## Exercices à faire
1. D'après l'extrait sur la police de proximité, en quelle année celle-ci a-t-elle été démantelée ?
2. Recopiez le passage de l'extrait sur la police de proximité qui va de « Le gouvernement d'Edouard » jusqu'à « dans certaines zones. », en remplaçant « expérimentations » par « essais ».

Lancée par le Premier ministre Lionel Jospin en 1998, démantelée en 2003 par Nicolas Sarkozy, la police de proximité fait son retour vingt ans après.

Le Président Emmanuel Macron et Gérard Collomb, son ministre de l'Intérieur ont promis pendant la campagne présidentielle de mettre en place une "police du quotidien".
Le Président Emmanuel Macron et Gérard Collomb, son ministre de l'Intérieur ont promis pendant la campagne présidentielle de mettre en place une "police du quotidien". © AFP / ludovic MARIN

Le gouvernement d'Edouard Philippe s'apprête à mettre en place une "police de sécurité du quotidien". Le ministre de l'Intérieur Gérard Collomb a précisé qu'elle verra le jour début 2018. 

Dans un premier temps, nous allons faire des expérimentations dans certaines zones.

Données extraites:
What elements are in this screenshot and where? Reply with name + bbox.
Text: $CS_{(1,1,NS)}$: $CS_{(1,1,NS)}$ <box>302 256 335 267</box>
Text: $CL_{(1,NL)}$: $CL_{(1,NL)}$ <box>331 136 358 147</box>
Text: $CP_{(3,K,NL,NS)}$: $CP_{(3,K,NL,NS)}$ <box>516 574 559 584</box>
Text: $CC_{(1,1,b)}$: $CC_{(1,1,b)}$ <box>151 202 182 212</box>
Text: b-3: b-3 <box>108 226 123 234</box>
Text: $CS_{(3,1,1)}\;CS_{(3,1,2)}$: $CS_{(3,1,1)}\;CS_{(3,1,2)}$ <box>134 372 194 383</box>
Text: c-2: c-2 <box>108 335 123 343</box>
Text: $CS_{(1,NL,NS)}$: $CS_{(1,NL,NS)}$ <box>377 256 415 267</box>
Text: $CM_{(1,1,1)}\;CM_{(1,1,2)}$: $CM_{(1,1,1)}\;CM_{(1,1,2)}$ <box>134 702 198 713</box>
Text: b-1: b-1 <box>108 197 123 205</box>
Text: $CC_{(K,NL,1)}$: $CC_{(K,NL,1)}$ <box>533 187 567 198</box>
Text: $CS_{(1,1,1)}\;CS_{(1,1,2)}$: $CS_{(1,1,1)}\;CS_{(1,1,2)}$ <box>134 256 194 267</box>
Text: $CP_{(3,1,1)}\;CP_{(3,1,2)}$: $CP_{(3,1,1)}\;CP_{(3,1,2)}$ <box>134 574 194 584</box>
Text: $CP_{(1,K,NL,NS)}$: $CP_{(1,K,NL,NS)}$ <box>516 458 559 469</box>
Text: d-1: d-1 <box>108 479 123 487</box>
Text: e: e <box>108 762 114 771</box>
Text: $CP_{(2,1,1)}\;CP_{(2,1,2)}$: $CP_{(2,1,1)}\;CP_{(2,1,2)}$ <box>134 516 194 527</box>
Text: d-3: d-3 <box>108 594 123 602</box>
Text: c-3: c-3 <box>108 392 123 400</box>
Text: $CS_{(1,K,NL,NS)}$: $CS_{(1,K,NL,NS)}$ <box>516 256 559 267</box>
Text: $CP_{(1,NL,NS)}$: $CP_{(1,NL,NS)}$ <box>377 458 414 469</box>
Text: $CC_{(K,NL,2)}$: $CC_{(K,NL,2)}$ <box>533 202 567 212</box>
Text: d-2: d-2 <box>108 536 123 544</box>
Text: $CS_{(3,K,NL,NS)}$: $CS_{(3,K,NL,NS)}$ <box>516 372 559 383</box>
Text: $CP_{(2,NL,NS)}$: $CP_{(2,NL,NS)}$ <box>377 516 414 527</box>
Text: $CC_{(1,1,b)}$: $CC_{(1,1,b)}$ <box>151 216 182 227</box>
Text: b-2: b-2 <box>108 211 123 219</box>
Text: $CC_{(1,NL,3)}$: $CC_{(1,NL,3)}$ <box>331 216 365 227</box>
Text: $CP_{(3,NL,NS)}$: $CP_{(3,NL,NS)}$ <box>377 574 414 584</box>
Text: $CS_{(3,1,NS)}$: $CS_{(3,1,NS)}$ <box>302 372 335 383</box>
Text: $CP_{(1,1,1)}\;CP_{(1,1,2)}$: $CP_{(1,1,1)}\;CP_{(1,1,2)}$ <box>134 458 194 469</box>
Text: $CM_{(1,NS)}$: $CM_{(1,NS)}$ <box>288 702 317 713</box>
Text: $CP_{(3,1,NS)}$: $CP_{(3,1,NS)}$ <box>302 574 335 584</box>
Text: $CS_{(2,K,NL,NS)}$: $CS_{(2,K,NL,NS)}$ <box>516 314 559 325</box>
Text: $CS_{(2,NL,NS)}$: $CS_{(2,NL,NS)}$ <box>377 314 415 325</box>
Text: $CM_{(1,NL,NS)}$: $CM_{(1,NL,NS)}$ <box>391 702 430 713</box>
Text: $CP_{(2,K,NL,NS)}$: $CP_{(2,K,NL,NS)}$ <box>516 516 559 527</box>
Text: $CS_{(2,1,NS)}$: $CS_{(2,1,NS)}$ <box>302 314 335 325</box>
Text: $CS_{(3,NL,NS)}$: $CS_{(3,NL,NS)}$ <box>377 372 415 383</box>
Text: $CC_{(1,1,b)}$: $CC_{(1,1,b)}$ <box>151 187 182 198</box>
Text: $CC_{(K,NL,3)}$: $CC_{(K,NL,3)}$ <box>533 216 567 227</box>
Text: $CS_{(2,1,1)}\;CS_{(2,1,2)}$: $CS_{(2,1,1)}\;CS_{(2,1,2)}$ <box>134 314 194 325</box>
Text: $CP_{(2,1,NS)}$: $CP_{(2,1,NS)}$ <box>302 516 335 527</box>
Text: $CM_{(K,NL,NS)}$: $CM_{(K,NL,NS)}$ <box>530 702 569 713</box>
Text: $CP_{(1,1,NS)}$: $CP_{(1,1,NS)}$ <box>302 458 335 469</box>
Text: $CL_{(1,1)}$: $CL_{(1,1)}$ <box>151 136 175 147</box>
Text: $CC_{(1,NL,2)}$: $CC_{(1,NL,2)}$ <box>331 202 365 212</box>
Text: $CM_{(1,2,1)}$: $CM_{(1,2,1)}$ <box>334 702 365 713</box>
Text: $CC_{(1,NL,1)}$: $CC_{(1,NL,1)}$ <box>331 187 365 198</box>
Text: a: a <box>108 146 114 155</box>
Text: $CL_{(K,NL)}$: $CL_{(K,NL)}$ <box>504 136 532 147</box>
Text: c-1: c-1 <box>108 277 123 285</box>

## Réponses aux exercices
1. En 2003.

2.
Le gouvernement d'Edouard Philippe s'apprête à mettre en place une "police de sécurité du quotidien". Le ministre de l'Intérieur Gérard Collomb a précisé qu'elle verra le jour début 2018. 

Dans un premier temps, nous allons faire des essais dans certaines zones.